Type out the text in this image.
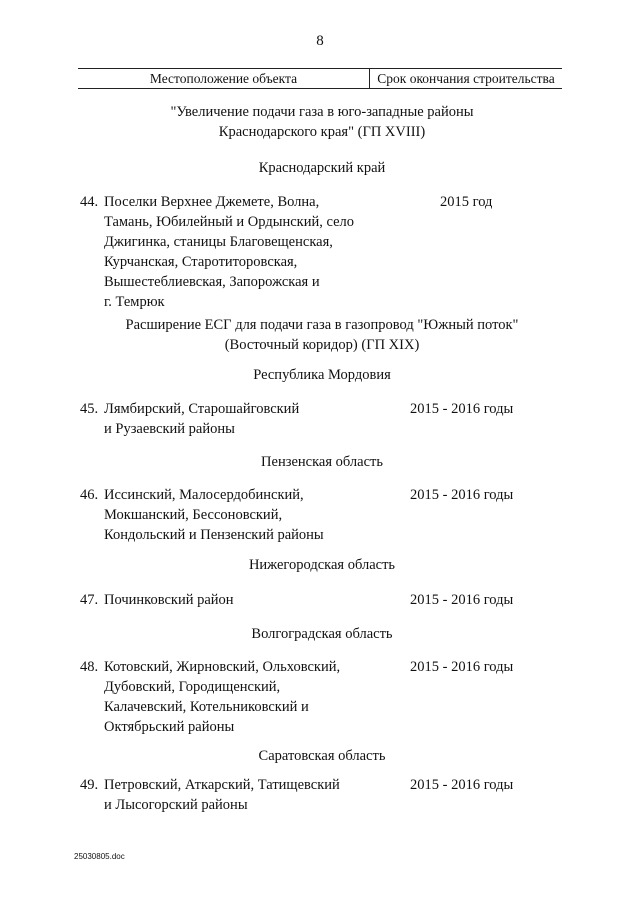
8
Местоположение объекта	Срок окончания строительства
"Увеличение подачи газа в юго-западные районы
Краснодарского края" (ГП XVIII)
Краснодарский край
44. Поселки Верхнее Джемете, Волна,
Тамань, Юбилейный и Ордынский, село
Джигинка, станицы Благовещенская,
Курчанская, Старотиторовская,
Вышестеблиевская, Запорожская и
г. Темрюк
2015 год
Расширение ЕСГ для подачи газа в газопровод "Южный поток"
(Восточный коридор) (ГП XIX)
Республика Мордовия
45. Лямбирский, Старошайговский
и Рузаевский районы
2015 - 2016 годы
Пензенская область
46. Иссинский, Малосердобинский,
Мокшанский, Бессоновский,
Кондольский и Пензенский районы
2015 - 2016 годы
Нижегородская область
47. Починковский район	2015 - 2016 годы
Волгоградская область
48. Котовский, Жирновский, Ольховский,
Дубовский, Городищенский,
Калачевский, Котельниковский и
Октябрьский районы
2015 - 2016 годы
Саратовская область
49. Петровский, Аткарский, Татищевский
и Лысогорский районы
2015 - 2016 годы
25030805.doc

=======

DO THIS | Pull out each line of the listing that holds the string "районы".

WRITTEN SOLUTION |
"Увеличение подачи газа в юго-западные районы
и Рузаевский районы
Кондольский и Пензенский районы
Октябрьский районы
и Лысогорский районы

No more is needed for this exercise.